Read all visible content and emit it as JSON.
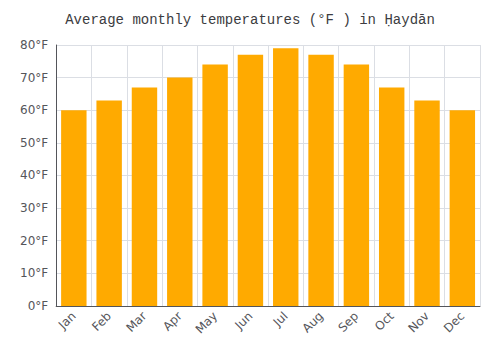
{
  "chart_data": {
    "type": "bar",
    "title": "Average monthly temperatures (°F ) in Ḥaydān",
    "categories": [
      "Jan",
      "Feb",
      "Mar",
      "Apr",
      "May",
      "Jun",
      "Jul",
      "Aug",
      "Sep",
      "Oct",
      "Nov",
      "Dec"
    ],
    "values": [
      60,
      63,
      67,
      70,
      74,
      77,
      79,
      77,
      74,
      67,
      63,
      60
    ],
    "color": "#FFAA00",
    "ylim": [
      0,
      80
    ],
    "yticks": [
      {
        "value": 0,
        "label": "0°F"
      },
      {
        "value": 10,
        "label": "10°F"
      },
      {
        "value": 20,
        "label": "20°F"
      },
      {
        "value": 30,
        "label": "30°F"
      },
      {
        "value": 40,
        "label": "40°F"
      },
      {
        "value": 50,
        "label": "50°F"
      },
      {
        "value": 60,
        "label": "60°F"
      },
      {
        "value": 70,
        "label": "70°F"
      },
      {
        "value": 80,
        "label": "80°F"
      }
    ],
    "grid": true
  }
}
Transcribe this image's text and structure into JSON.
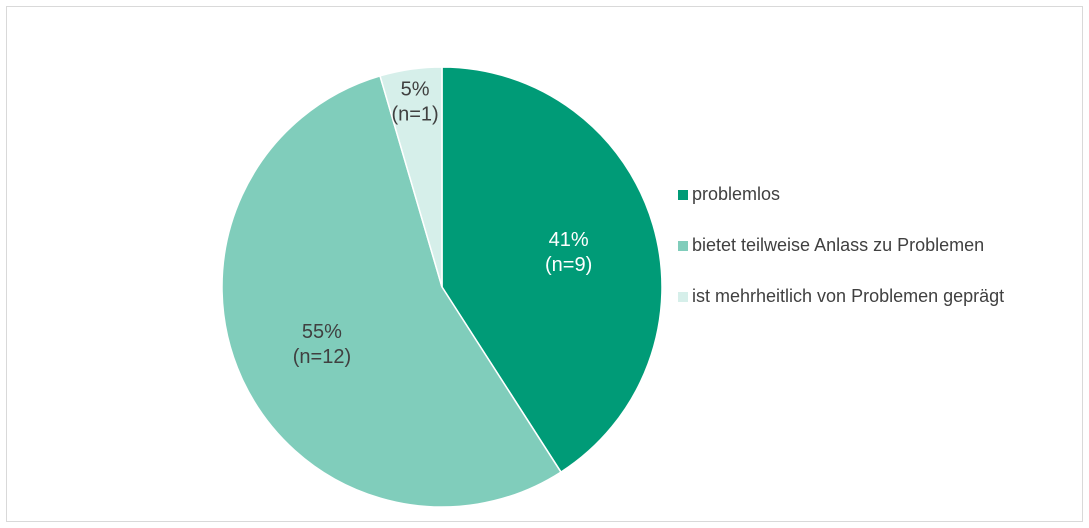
{
  "chart_data": {
    "type": "pie",
    "title": "",
    "categories": [
      "problemlos",
      "bietet teilweise Anlass zu Problemen",
      "ist mehrheitlich von Problemen geprägt"
    ],
    "values": [
      9,
      12,
      1
    ],
    "percent_labels": [
      "41%",
      "55%",
      "5%"
    ],
    "count_labels": [
      "(n=9)",
      "(n=12)",
      "(n=1)"
    ],
    "colors": [
      "#009b77",
      "#80cdbb",
      "#d6efea"
    ],
    "label_colors": [
      "#ffffff",
      "#404040",
      "#404040"
    ],
    "start_angle": "12 o'clock",
    "direction": "clockwise",
    "legend_position": "right"
  }
}
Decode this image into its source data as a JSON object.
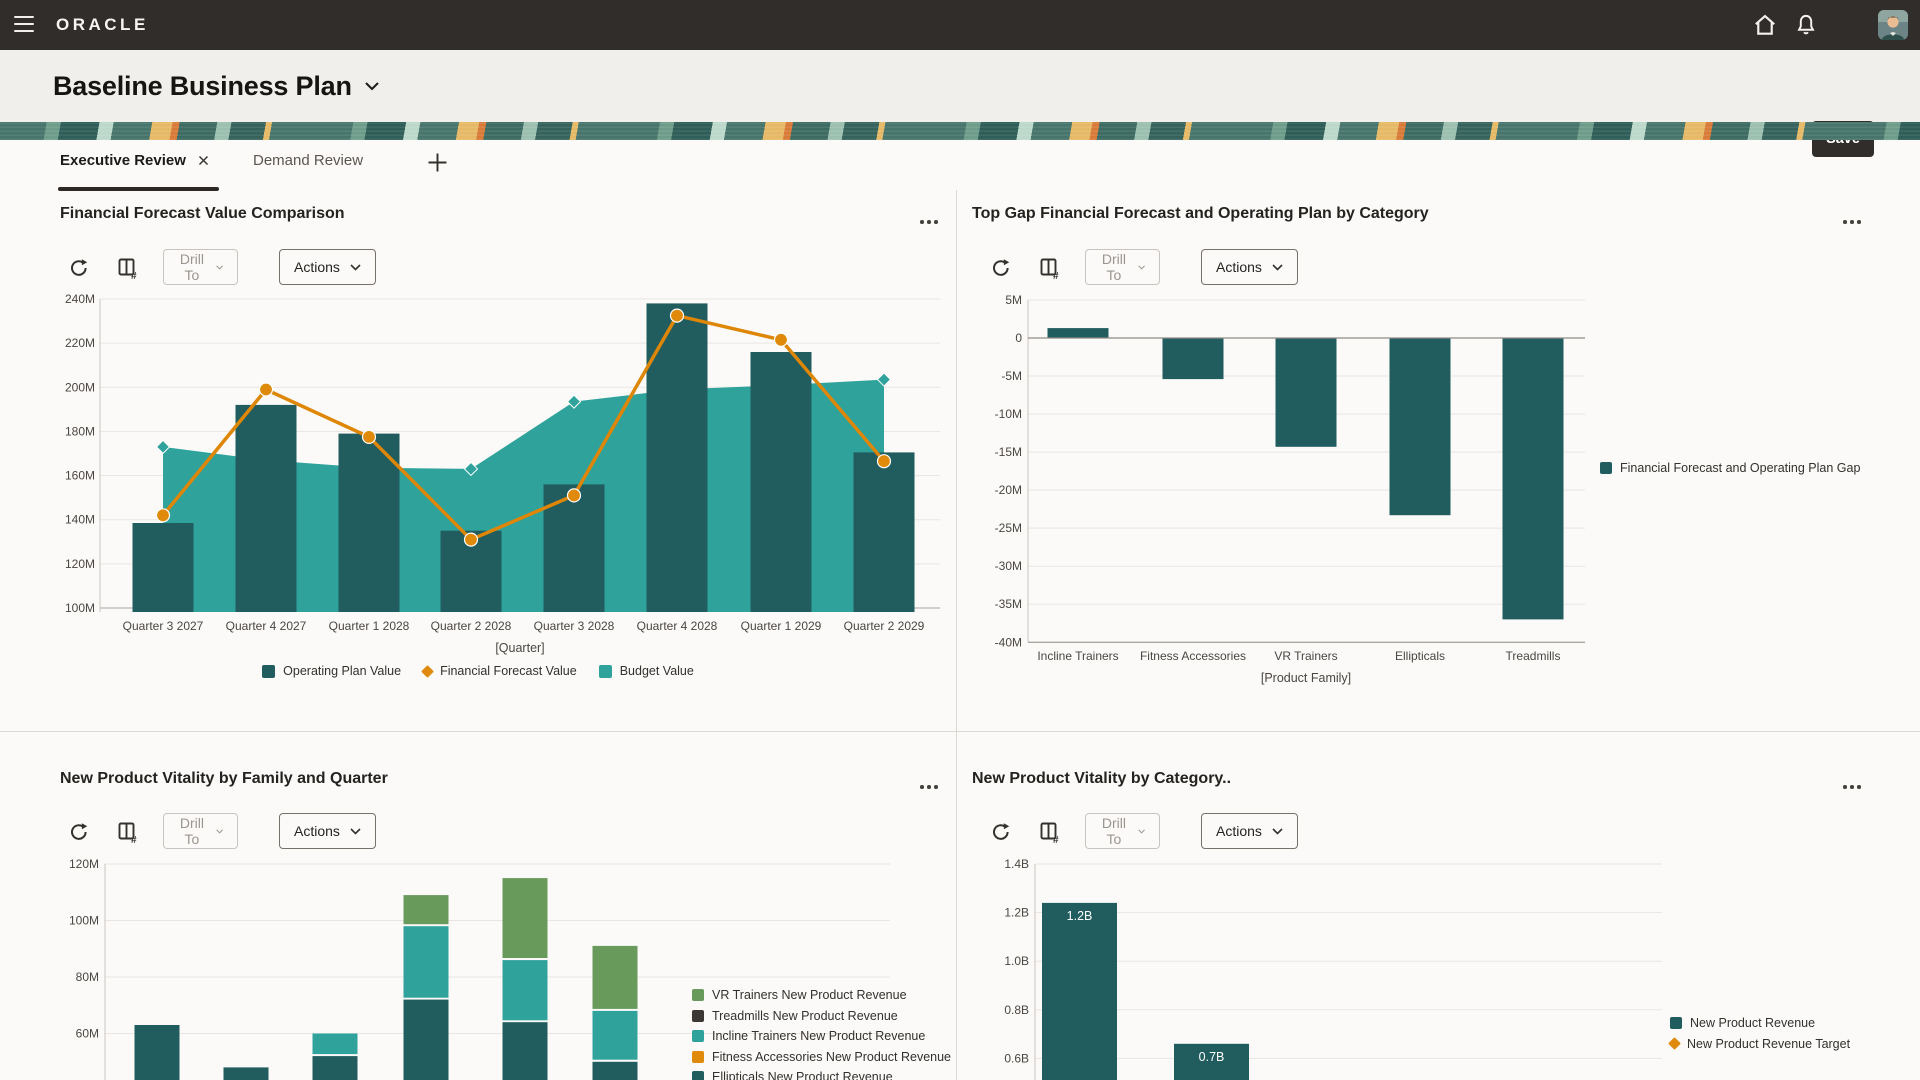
{
  "header": {
    "logo": "ORACLE"
  },
  "page": {
    "title": "Baseline Business Plan",
    "save": "Save"
  },
  "tabs": {
    "items": [
      {
        "label": "Executive Review",
        "active": true
      },
      {
        "label": "Demand Review",
        "active": false
      }
    ]
  },
  "toolbar": {
    "drill_to": "Drill To",
    "actions": "Actions"
  },
  "chart_data": [
    {
      "type": "combo",
      "title": "Financial Forecast Value Comparison",
      "xlabel": "[Quarter]",
      "unit": "M",
      "ylim": [
        100,
        240
      ],
      "yticks": [
        "240M",
        "220M",
        "200M",
        "180M",
        "160M",
        "140M",
        "120M",
        "100M"
      ],
      "categories": [
        "Quarter 3 2027",
        "Quarter 4 2027",
        "Quarter 1 2028",
        "Quarter 2 2028",
        "Quarter 3 2028",
        "Quarter 4 2028",
        "Quarter 1 2029",
        "Quarter 2 2029"
      ],
      "series": [
        {
          "name": "Operating Plan Value",
          "kind": "bar",
          "color": "#215C5F",
          "values": [
            138.5,
            192,
            179,
            135,
            156,
            238,
            216,
            170.5
          ]
        },
        {
          "name": "Financial Forecast Value",
          "kind": "line",
          "color": "#DE8606",
          "values": [
            142,
            199,
            177.5,
            131,
            151,
            232.5,
            221.5,
            166.5
          ]
        },
        {
          "name": "Budget Value",
          "kind": "area",
          "color": "#2FA29B",
          "values": [
            173,
            167,
            163.5,
            163,
            193.5,
            199,
            201,
            203.5
          ],
          "marker_visible_at": [
            0,
            3,
            4,
            7
          ]
        }
      ]
    },
    {
      "type": "bar",
      "title": "Top Gap Financial Forecast and Operating Plan by Category",
      "xlabel": "[Product Family]",
      "unit": "M",
      "ylim": [
        -40,
        5
      ],
      "yticks": [
        "5M",
        "0",
        "-5M",
        "-10M",
        "-15M",
        "-20M",
        "-25M",
        "-30M",
        "-35M",
        "-40M"
      ],
      "categories": [
        "Incline Trainers",
        "Fitness Accessories",
        "VR Trainers",
        "Ellipticals",
        "Treadmills"
      ],
      "series": [
        {
          "name": "Financial Forecast and Operating Plan Gap",
          "color": "#215C5F",
          "values": [
            1.3,
            -5.4,
            -14.3,
            -23.3,
            -37
          ]
        }
      ]
    },
    {
      "type": "stacked-bar",
      "title": "New Product Vitality by Family and Quarter",
      "unit": "M",
      "yticks": [
        "120M",
        "100M",
        "80M",
        "60M"
      ],
      "ylim_visible": [
        60,
        120
      ],
      "note": "chart cropped at viewport bottom; x-axis labels not visible",
      "stacks": [
        {
          "ellipticals_top": 63,
          "incline_top": null,
          "vr_top": null
        },
        {
          "ellipticals_top": 48,
          "incline_top": null,
          "vr_top": null
        },
        {
          "ellipticals_top": 52,
          "incline_top": 60,
          "vr_top": null
        },
        {
          "ellipticals_top": 72,
          "incline_top": 98,
          "vr_top": 109
        },
        {
          "ellipticals_top": 64,
          "incline_top": 86,
          "vr_top": 115
        },
        {
          "ellipticals_top": 50,
          "incline_top": 68,
          "vr_top": 91
        }
      ],
      "colors": {
        "vr": "#689A5C",
        "incline": "#2FA29B",
        "ellipticals": "#215C5F"
      },
      "legend": [
        {
          "label": "VR Trainers New Product Revenue",
          "color": "#689A5C",
          "marker": "square"
        },
        {
          "label": "Treadmills New Product Revenue",
          "color": "#3B3735",
          "marker": "square"
        },
        {
          "label": "Incline Trainers New Product Revenue",
          "color": "#2FA29B",
          "marker": "square"
        },
        {
          "label": "Fitness Accessories New Product Revenue",
          "color": "#E08A0B",
          "marker": "square"
        },
        {
          "label": "Ellipticals New Product Revenue",
          "color": "#215C5F",
          "marker": "square"
        }
      ]
    },
    {
      "type": "bar",
      "title": "New Product Vitality by Category..",
      "unit": "B",
      "yticks": [
        "1.4B",
        "1.2B",
        "1.0B",
        "0.8B",
        "0.6B"
      ],
      "color": "#215C5F",
      "bars": [
        {
          "value": 1.24,
          "label": "1.2B"
        },
        {
          "value": 0.66,
          "label": "0.7B"
        }
      ],
      "legend": [
        {
          "label": "New Product Revenue",
          "color": "#215C5F",
          "marker": "square"
        },
        {
          "label": "New Product Revenue Target",
          "color": "#E08A0B",
          "marker": "diamond"
        }
      ]
    }
  ]
}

__EXERCISE__:
Repeat the full listing above exactly, with no pictures in the copy.

__TASK OUTPUT__:
Read all visible content and emit it as JSON.
{
  "chart_data": {
    "type": "bar",
    "title": "Average monthly temperatures (°F ) in Ḥaydān",
    "categories": [
      "Jan",
      "Feb",
      "Mar",
      "Apr",
      "May",
      "Jun",
      "Jul",
      "Aug",
      "Sep",
      "Oct",
      "Nov",
      "Dec"
    ],
    "values": [
      60,
      63,
      67,
      70,
      74,
      77,
      79,
      77,
      74,
      67,
      63,
      60
    ],
    "color": "#FFAA00",
    "ylim": [
      0,
      80
    ],
    "yticks": [
      {
        "value": 0,
        "label": "0°F"
      },
      {
        "value": 10,
        "label": "10°F"
      },
      {
        "value": 20,
        "label": "20°F"
      },
      {
        "value": 30,
        "label": "30°F"
      },
      {
        "value": 40,
        "label": "40°F"
      },
      {
        "value": 50,
        "label": "50°F"
      },
      {
        "value": 60,
        "label": "60°F"
      },
      {
        "value": 70,
        "label": "70°F"
      },
      {
        "value": 80,
        "label": "80°F"
      }
    ],
    "grid": true
  }
}
Transcribe this image's text and structure into JSON.
{
  "chart_data": {
    "type": "pie",
    "title": "",
    "categories": [
      "problemlos",
      "bietet teilweise Anlass zu Problemen",
      "ist mehrheitlich von Problemen geprägt"
    ],
    "values": [
      9,
      12,
      1
    ],
    "percent_labels": [
      "41%",
      "55%",
      "5%"
    ],
    "count_labels": [
      "(n=9)",
      "(n=12)",
      "(n=1)"
    ],
    "colors": [
      "#009b77",
      "#80cdbb",
      "#d6efea"
    ],
    "label_colors": [
      "#ffffff",
      "#404040",
      "#404040"
    ],
    "start_angle": "12 o'clock",
    "direction": "clockwise",
    "legend_position": "right"
  }
}
Decode this image into its source data as a JSON object.
{
  "header": {
    "logo": "ORACLE"
  },
  "page": {
    "title": "Baseline Business Plan",
    "save": "Save"
  },
  "tabs": {
    "items": [
      {
        "label": "Executive Review",
        "active": true
      },
      {
        "label": "Demand Review",
        "active": false
      }
    ]
  },
  "toolbar": {
    "drill_to": "Drill To",
    "actions": "Actions"
  },
  "chart_data": [
    {
      "type": "combo",
      "title": "Financial Forecast Value Comparison",
      "xlabel": "[Quarter]",
      "unit": "M",
      "ylim": [
        100,
        240
      ],
      "yticks": [
        "240M",
        "220M",
        "200M",
        "180M",
        "160M",
        "140M",
        "120M",
        "100M"
      ],
      "categories": [
        "Quarter 3 2027",
        "Quarter 4 2027",
        "Quarter 1 2028",
        "Quarter 2 2028",
        "Quarter 3 2028",
        "Quarter 4 2028",
        "Quarter 1 2029",
        "Quarter 2 2029"
      ],
      "series": [
        {
          "name": "Operating Plan Value",
          "kind": "bar",
          "color": "#215C5F",
          "values": [
            138.5,
            192,
            179,
            135,
            156,
            238,
            216,
            170.5
          ]
        },
        {
          "name": "Financial Forecast Value",
          "kind": "line",
          "color": "#DE8606",
          "values": [
            142,
            199,
            177.5,
            131,
            151,
            232.5,
            221.5,
            166.5
          ]
        },
        {
          "name": "Budget Value",
          "kind": "area",
          "color": "#2FA29B",
          "values": [
            173,
            167,
            163.5,
            163,
            193.5,
            199,
            201,
            203.5
          ],
          "marker_visible_at": [
            0,
            3,
            4,
            7
          ]
        }
      ]
    },
    {
      "type": "bar",
      "title": "Top Gap Financial Forecast and Operating Plan by Category",
      "xlabel": "[Product Family]",
      "unit": "M",
      "ylim": [
        -40,
        5
      ],
      "yticks": [
        "5M",
        "0",
        "-5M",
        "-10M",
        "-15M",
        "-20M",
        "-25M",
        "-30M",
        "-35M",
        "-40M"
      ],
      "categories": [
        "Incline Trainers",
        "Fitness Accessories",
        "VR Trainers",
        "Ellipticals",
        "Treadmills"
      ],
      "series": [
        {
          "name": "Financial Forecast and Operating Plan Gap",
          "color": "#215C5F",
          "values": [
            1.3,
            -5.4,
            -14.3,
            -23.3,
            -37
          ]
        }
      ]
    },
    {
      "type": "stacked-bar",
      "title": "New Product Vitality by Family and Quarter",
      "unit": "M",
      "yticks": [
        "120M",
        "100M",
        "80M",
        "60M"
      ],
      "ylim_visible": [
        60,
        120
      ],
      "note": "chart cropped at viewport bottom; x-axis labels not visible",
      "stacks": [
        {
          "ellipticals_top": 63,
          "incline_top": null,
          "vr_top": null
        },
        {
          "ellipticals_top": 48,
          "incline_top": null,
          "vr_top": null
        },
        {
          "ellipticals_top": 52,
          "incline_top": 60,
          "vr_top": null
        },
        {
          "ellipticals_top": 72,
          "incline_top": 98,
          "vr_top": 109
        },
        {
          "ellipticals_top": 64,
          "incline_top": 86,
          "vr_top": 115
        },
        {
          "ellipticals_top": 50,
          "incline_top": 68,
          "vr_top": 91
        }
      ],
      "colors": {
        "vr": "#689A5C",
        "incline": "#2FA29B",
        "ellipticals": "#215C5F"
      },
      "legend": [
        {
          "label": "VR Trainers New Product Revenue",
          "color": "#689A5C",
          "marker": "square"
        },
        {
          "label": "Treadmills New Product Revenue",
          "color": "#3B3735",
          "marker": "square"
        },
        {
          "label": "Incline Trainers New Product Revenue",
          "color": "#2FA29B",
          "marker": "square"
        },
        {
          "label": "Fitness Accessories New Product Revenue",
          "color": "#E08A0B",
          "marker": "square"
        },
        {
          "label": "Ellipticals New Product Revenue",
          "color": "#215C5F",
          "marker": "square"
        }
      ]
    },
    {
      "type": "bar",
      "title": "New Product Vitality by Category..",
      "unit": "B",
      "yticks": [
        "1.4B",
        "1.2B",
        "1.0B",
        "0.8B",
        "0.6B"
      ],
      "color": "#215C5F",
      "bars": [
        {
          "value": 1.24,
          "label": "1.2B"
        },
        {
          "value": 0.66,
          "label": "0.7B"
        }
      ],
      "legend": [
        {
          "label": "New Product Revenue",
          "color": "#215C5F",
          "marker": "square"
        },
        {
          "label": "New Product Revenue Target",
          "color": "#E08A0B",
          "marker": "diamond"
        }
      ]
    }
  ]
}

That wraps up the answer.